- _Written task_: Gather every line of the entries that includes the word "металла".

** start of Entries **

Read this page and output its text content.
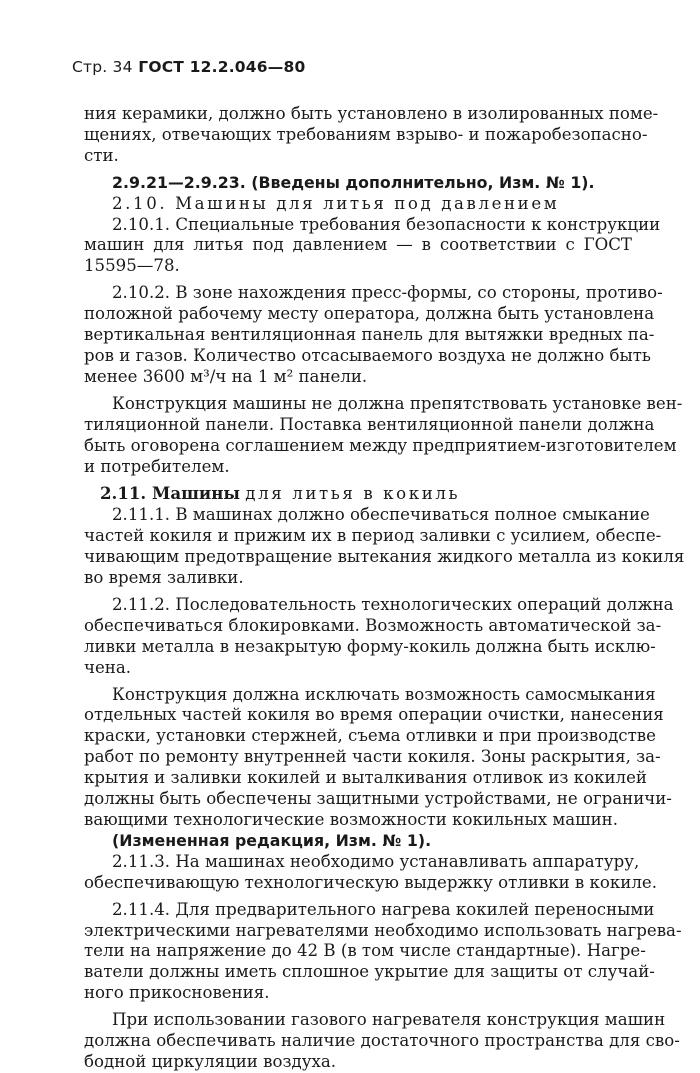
Стр. 34 ГОСТ 12.2.046—80
ния керамики, должно быть установлено в изолированных поме-
щениях, отвечающих требованиям взрыво- и пожаробезопасно-
сти.
2.9.21—2.9.23. (Введены дополнительно, Изм. № 1).
2.10. Машины для литья под давлением
2.10.1. Специальные требования безопасности к конструкции
машин для литья под давлением — в соответствии с ГОСТ
15595—78.
2.10.2. В зоне нахождения пресс-формы, со стороны, противо-
положной рабочему месту оператора, должна быть установлена
вертикальная вентиляционная панель для вытяжки вредных па-
ров и газов. Количество отсасываемого воздуха не должно быть
менее 3600 м³/ч на 1 м² панели.
Конструкция машины не должна препятствовать установке вен-
тиляционной панели. Поставка вентиляционной панели должна
быть оговорена соглашением между предприятием-изготовителем
и потребителем.
2.11. Машины для литья в кокиль
2.11.1. В машинах должно обеспечиваться полное смыкание
частей кокиля и прижим их в период заливки с усилием, обеспе-
чивающим предотвращение вытекания жидкого металла из кокиля
во время заливки.
2.11.2. Последовательность технологических операций должна
обеспечиваться блокировками. Возможность автоматической за-
ливки металла в незакрытую форму-кокиль должна быть исклю-
чена.
Конструкция должна исключать возможность самосмыкания
отдельных частей кокиля во время операции очистки, нанесения
краски, установки стержней, съема отливки и при производстве
работ по ремонту внутренней части кокиля. Зоны раскрытия, за-
крытия и заливки кокилей и выталкивания отливок из кокилей
должны быть обеспечены защитными устройствами, не ограничи-
вающими технологические возможности кокильных машин.
(Измененная редакция, Изм. № 1).
2.11.3. На машинах необходимо устанавливать аппаратуру,
обеспечивающую технологическую выдержку отливки в кокиле.
2.11.4. Для предварительного нагрева кокилей переносными
электрическими нагревателями необходимо использовать нагрева-
тели на напряжение до 42 В (в том числе стандартные). Нагре-
ватели должны иметь сплошное укрытие для защиты от случай-
ного прикосновения.
При использовании газового нагревателя конструкция машин
должна обеспечивать наличие достаточного пространства для сво-
бодной циркуляции воздуха.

** end of Entries **

- _Exercise response_:
чивающим предотвращение вытекания жидкого металла из кокиля
ливки металла в незакрытую форму-кокиль должна быть исклю-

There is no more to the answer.